**Challenge:** Copy the stretch from "Wondering where to" through "on getting involved." word for word from the Cassandra Sidecar text below.

**Provided text:**
● ● ●

You can change this via the Java property `cassandra.sidecar.versions_to_test` by supplying a comma-delimited string.
For example, `-Dcassandra.sidecar.versions_to_test=4.0,4.1,5.1`.
CircleCI Testing
-----------------
You will need to use the "Add Projects" function of CircleCI to set up CircleCI on your fork. When promoted to create a branch,
do not replace the CircleCI config, choose the option to do it manually. CircleCI will pick up the in project configuration.
Contributing
------------
We warmly welcome and appreciate contributions from the community. Please see [CONTRIBUTING.md](CONTRIBUTING.md)
if you wish to submit pull requests.
Wondering where to go from here?
--------------------------------
* Join us in #cassandra on [ASF Slack](https://s.apache.org/slack-invite) and ask questions
* Subscribe to the Users mailing list by sending a mail to
user-subscribe@cassandra.apache.org
* Visit the [community section](http://cassandra.apache.org/community/) of the Cassandra website for more information on getting involved.
* Visit the [development section](http://cassandra.apache.org/doc/latest/development/index.html) of the Cassandra website for more information on how to contribute.
* File issues with our [Sidecar JIRA](https://issues.apache.org/jira/projects/CASSANDRASC/issues/)
Notes
-----
1 The Sidecar Client offers Java 1.8 compatibility, and produces artifacts for both Java 1.8 and Java 11.

● ● ●

**Dataset content:**
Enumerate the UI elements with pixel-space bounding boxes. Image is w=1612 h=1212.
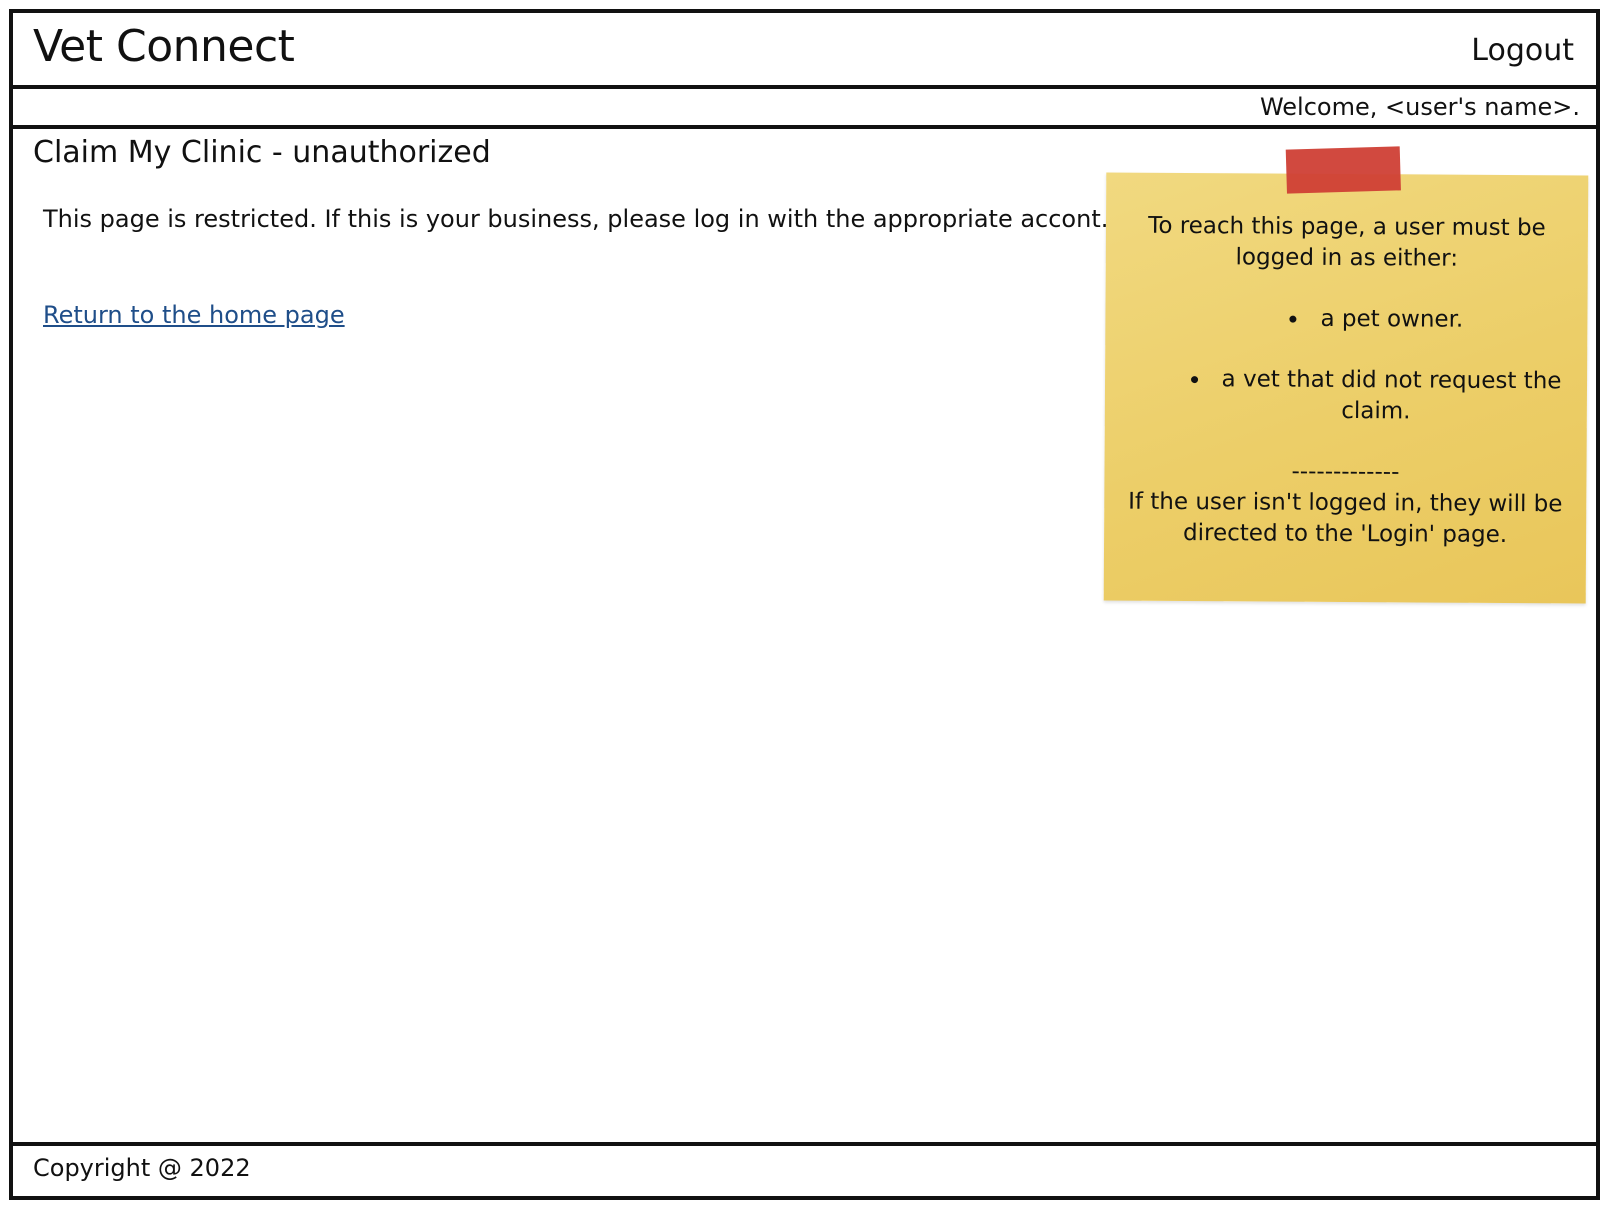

● ● ●

**Task solution:**
Wondering where to go from here?
--------------------------------
* Join us in #cassandra on [ASF Slack](https://s.apache.org/slack-invite) and ask questions
* Subscribe to the Users mailing list by sending a mail to
user-subscribe@cassandra.apache.org
* Visit the [community section](http://cassandra.apache.org/community/) of the Cassandra website for more information on getting involved.